> _Aim of the exercise_: Check each line of the records for "Fonds"; collect those that have it.

> _Extracted entries_:

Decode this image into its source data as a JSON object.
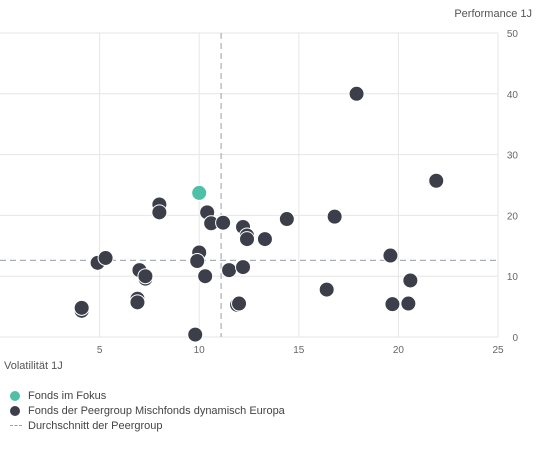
{
  "chart_data": {
    "type": "scatter",
    "title": "",
    "xlabel": "Volatilität 1J",
    "ylabel": "Performance 1J",
    "xlim": [
      0,
      25
    ],
    "ylim": [
      0,
      50
    ],
    "xticks": [
      "5",
      "10",
      "15",
      "20",
      "25"
    ],
    "yticks": [
      "0",
      "10",
      "20",
      "30",
      "40",
      "50"
    ],
    "grid": true,
    "legend_position": "bottom-left",
    "colors": {
      "focus": "#4dc0a5",
      "peer": "#3c3f4a",
      "average": "#a9b0b9",
      "grid": "#e6e6e6"
    },
    "series": [
      {
        "name": "Fonds im Fokus",
        "points": [
          {
            "x": 10.0,
            "y": 23.7
          }
        ]
      },
      {
        "name": "Fonds der Peergroup Mischfonds dynamisch Europa",
        "points": [
          {
            "x": 17.9,
            "y": 40.0
          },
          {
            "x": 21.9,
            "y": 25.7
          },
          {
            "x": 8.0,
            "y": 21.8
          },
          {
            "x": 8.0,
            "y": 20.5
          },
          {
            "x": 10.4,
            "y": 20.5
          },
          {
            "x": 10.6,
            "y": 18.7
          },
          {
            "x": 11.2,
            "y": 18.8
          },
          {
            "x": 12.2,
            "y": 18.1
          },
          {
            "x": 12.4,
            "y": 16.7
          },
          {
            "x": 12.4,
            "y": 16.1
          },
          {
            "x": 13.3,
            "y": 16.1
          },
          {
            "x": 14.4,
            "y": 19.4
          },
          {
            "x": 16.8,
            "y": 19.8
          },
          {
            "x": 19.6,
            "y": 13.4
          },
          {
            "x": 20.6,
            "y": 9.3
          },
          {
            "x": 19.7,
            "y": 5.4
          },
          {
            "x": 20.5,
            "y": 5.5
          },
          {
            "x": 16.4,
            "y": 7.8
          },
          {
            "x": 4.9,
            "y": 12.2
          },
          {
            "x": 5.3,
            "y": 13.0
          },
          {
            "x": 7.0,
            "y": 11.0
          },
          {
            "x": 7.3,
            "y": 9.6
          },
          {
            "x": 7.3,
            "y": 10.0
          },
          {
            "x": 6.9,
            "y": 6.3
          },
          {
            "x": 6.9,
            "y": 5.7
          },
          {
            "x": 4.1,
            "y": 4.3
          },
          {
            "x": 4.1,
            "y": 4.8
          },
          {
            "x": 9.8,
            "y": 0.4
          },
          {
            "x": 10.0,
            "y": 13.9
          },
          {
            "x": 9.9,
            "y": 12.5
          },
          {
            "x": 10.3,
            "y": 10.0
          },
          {
            "x": 11.5,
            "y": 11.0
          },
          {
            "x": 12.2,
            "y": 11.5
          },
          {
            "x": 11.9,
            "y": 5.3
          },
          {
            "x": 12.0,
            "y": 5.5
          }
        ]
      }
    ],
    "average": {
      "name": "Durchschnitt der Peergroup",
      "x": 11.1,
      "y": 12.6
    }
  }
}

> _Result below_:
        "name": "Fonds im Fokus",
        "name": "Fonds der Peergroup Mischfonds dynamisch Europa",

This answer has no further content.